*What needs to be done*:
Below is a block of records. Copy every line in it that contains the word "территории".

*Provided data*:
** START **
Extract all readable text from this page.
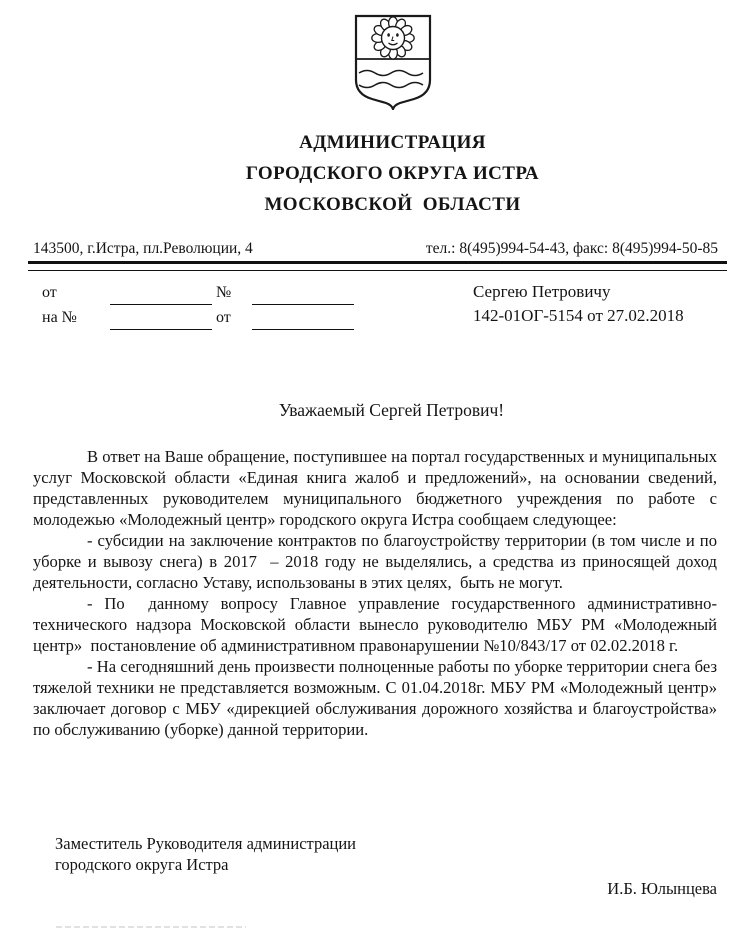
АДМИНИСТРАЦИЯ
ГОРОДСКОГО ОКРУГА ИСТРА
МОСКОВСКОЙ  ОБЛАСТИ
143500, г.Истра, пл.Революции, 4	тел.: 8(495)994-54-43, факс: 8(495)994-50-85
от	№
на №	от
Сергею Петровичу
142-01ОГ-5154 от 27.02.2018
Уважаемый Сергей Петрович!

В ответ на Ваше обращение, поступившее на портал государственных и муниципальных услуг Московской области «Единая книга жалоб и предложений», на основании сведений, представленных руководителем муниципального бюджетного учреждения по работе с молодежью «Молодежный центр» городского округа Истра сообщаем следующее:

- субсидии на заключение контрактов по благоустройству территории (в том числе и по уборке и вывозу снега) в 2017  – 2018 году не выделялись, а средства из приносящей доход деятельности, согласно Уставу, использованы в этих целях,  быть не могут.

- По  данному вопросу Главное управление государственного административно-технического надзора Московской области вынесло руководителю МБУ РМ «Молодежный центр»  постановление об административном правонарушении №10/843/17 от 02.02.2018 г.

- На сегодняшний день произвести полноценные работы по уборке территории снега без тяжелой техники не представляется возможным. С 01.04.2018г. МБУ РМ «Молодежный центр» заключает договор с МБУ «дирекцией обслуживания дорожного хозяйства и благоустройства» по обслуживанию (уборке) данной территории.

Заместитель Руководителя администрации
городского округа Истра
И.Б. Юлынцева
** END **
** START **
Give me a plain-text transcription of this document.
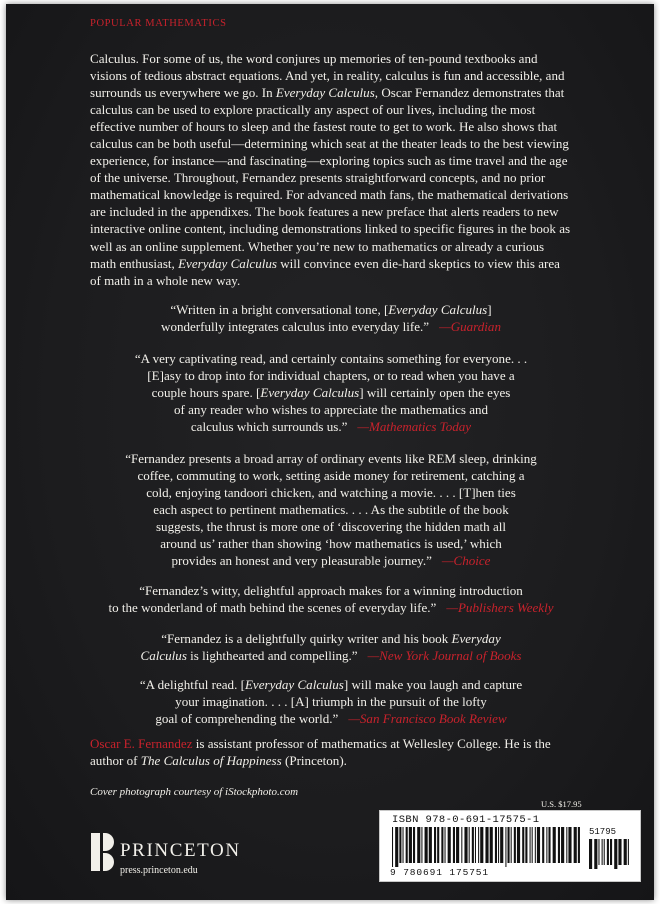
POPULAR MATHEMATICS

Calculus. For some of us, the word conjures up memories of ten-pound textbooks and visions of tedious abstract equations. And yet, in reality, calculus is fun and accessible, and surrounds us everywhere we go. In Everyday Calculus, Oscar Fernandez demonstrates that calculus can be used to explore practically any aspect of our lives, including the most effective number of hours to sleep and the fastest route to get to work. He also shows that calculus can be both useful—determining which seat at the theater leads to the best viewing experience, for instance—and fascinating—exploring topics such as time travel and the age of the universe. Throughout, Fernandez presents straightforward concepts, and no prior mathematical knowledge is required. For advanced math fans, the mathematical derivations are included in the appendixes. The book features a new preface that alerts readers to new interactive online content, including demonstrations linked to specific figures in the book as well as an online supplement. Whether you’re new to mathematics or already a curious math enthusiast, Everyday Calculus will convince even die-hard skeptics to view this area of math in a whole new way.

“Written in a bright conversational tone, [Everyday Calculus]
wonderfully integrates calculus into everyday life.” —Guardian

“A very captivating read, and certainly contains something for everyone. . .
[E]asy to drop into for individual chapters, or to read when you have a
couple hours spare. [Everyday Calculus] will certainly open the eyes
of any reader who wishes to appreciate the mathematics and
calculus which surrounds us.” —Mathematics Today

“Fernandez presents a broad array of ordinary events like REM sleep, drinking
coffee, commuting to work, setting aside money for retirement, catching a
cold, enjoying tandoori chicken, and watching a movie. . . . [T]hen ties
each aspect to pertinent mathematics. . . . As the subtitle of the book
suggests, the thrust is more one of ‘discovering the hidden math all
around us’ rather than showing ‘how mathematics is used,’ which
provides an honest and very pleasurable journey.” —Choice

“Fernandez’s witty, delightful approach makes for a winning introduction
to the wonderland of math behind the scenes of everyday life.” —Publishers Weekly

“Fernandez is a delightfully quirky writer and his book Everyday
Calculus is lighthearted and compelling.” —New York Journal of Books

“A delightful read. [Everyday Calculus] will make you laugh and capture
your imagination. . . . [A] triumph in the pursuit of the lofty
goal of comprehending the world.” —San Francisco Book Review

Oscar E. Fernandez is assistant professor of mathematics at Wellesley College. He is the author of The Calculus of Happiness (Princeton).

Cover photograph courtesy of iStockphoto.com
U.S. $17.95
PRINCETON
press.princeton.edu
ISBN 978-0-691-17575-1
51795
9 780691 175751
** END **
*Task output*:
- субсидии на заключение контрактов по благоустройству территории (в том числе и по уборке и вывозу снега) в 2017  – 2018 году не выделялись, а средства из приносящей доход деятельности, согласно Уставу, использованы в этих целях,  быть не могут.
- На сегодняшний день произвести полноценные работы по уборке территории снега без тяжелой техники не представляется возможным. С 01.04.2018г. МБУ РМ «Молодежный центр» заключает договор с МБУ «дирекцией обслуживания дорожного хозяйства и благоустройства» по обслуживанию (уборке) данной территории.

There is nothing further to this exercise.